[[ Passage for review open ]]

Here’s where we arrive at a hot topic. After the sport’s most prominent ambassador vocally observed the lack of equal contribution from broader demographics, there have been lots of high publicity noise and talk around diversity and inclusion within the industry. As a Black motorsport engineer, I have a unique perspective on the issues currently at the forefront of conversation, having experienced many of the obstacles in place. These perspectives contributed to the Hamilton Commission’s research and made it into the recently published report.
So what do we do with the learnings gained from their research? And how do we start to make a change? Now the dust has settled and the media buzz has quieted down, the work begins. Of course, the Hamilton Commission’s report needn’t be the final say in any approach to the problem, but it is the most public one, and it did highlight several critical recommendations to the industry that would start to make solid contributions towards a solution.
It’s going to take some determined effort, much less talk and decidedly more action. Fortunately, numerous organisations like Wavey Dynamics, The Blair Project, and NRG Motorsport based in the UK are already working on several different projects that address the outputs and recommendations of the Hamilton Commission report.
I am working on one of these projects via my company, Wavey Dynamics, collaborating with Motors Formula Team, a motorsport team and driver management agency. Together, we are at the beginning of a journey to establish a majority Black-owned, engineered and driven team at world championship level motorsport – with work well underway on our mission towards competing at the Le Mans 24h and fielding an entry in the upcoming E1 powerboat racing series; we have high ambitions.

[[ Passage for review closed ]]

◆ **Required work**:
1 > Copy the text of the passage on diversity in motorsport between "It’s going to" and "Hamilton Commission report.", inclusive.
2 > Translate this sentence from the passage on diversity in motorsport into Spanish: "It’s going to take some determined effort, much less talk and decidedly more action."

[[ Material provided open ]]

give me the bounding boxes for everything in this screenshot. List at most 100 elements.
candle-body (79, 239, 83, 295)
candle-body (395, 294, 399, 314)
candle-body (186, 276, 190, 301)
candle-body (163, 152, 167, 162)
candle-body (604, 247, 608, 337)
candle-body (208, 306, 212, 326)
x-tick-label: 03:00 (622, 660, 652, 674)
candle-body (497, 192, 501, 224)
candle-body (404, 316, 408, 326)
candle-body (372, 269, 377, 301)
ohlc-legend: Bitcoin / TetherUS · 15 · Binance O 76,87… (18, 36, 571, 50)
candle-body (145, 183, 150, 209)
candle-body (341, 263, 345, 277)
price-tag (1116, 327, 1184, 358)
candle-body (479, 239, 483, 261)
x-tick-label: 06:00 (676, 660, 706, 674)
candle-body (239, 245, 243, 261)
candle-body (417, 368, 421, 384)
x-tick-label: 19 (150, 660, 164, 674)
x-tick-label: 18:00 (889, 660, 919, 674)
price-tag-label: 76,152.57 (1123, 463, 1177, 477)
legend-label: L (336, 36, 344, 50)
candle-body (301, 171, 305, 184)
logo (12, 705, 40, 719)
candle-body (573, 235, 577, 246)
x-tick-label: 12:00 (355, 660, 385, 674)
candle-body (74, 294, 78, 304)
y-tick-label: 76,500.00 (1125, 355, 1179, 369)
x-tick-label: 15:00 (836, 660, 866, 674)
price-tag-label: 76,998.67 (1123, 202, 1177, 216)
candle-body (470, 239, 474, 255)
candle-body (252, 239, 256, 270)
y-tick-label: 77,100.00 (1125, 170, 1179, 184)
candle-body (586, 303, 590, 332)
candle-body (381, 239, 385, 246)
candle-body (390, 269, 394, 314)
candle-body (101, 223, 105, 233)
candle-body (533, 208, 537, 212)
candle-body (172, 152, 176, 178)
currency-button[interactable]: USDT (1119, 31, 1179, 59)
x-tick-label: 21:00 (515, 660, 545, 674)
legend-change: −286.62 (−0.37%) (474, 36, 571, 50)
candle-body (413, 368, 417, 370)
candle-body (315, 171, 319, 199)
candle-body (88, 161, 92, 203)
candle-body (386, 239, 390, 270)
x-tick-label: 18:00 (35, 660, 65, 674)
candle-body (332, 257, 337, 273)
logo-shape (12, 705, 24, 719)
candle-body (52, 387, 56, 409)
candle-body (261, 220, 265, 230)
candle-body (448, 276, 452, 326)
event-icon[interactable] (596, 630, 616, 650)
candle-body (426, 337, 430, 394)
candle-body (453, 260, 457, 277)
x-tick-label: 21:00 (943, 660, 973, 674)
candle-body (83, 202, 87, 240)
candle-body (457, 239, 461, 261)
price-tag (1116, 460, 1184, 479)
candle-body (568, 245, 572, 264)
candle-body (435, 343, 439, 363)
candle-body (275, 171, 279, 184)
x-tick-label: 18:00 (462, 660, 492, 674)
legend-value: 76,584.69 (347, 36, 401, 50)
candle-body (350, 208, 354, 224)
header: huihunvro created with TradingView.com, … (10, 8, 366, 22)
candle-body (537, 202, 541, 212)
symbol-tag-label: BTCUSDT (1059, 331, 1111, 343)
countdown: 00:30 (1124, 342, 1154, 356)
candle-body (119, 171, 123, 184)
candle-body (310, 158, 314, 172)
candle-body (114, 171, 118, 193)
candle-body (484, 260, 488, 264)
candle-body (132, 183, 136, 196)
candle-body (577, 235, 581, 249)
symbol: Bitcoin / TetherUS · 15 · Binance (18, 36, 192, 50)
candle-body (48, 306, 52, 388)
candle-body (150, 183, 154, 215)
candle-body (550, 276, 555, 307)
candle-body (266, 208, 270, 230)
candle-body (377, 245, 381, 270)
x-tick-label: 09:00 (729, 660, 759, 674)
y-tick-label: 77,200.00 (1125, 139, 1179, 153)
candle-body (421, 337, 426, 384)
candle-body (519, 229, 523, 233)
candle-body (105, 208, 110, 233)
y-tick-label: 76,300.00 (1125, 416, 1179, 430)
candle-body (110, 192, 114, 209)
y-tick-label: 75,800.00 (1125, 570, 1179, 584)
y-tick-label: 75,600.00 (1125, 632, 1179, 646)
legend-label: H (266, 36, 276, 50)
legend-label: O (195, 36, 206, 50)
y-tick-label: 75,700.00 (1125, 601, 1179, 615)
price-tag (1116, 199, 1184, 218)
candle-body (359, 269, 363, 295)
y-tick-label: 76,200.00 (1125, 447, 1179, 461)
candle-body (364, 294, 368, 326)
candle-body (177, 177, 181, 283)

[[ Material provided closed ]]

◆ **Answers for the exercise**:
1 >
It’s going to take some determined effort, much less talk and decidedly more action. Fortunately, numerous organisations like Wavey Dynamics, The Blair Project, and NRG Motorsport based in the UK are already working on several different projects that address the outputs and recommendations of the Hamilton Commission report.

2 > Hará falta un esfuerzo decidido, mucha menos charla y decididamente más acción.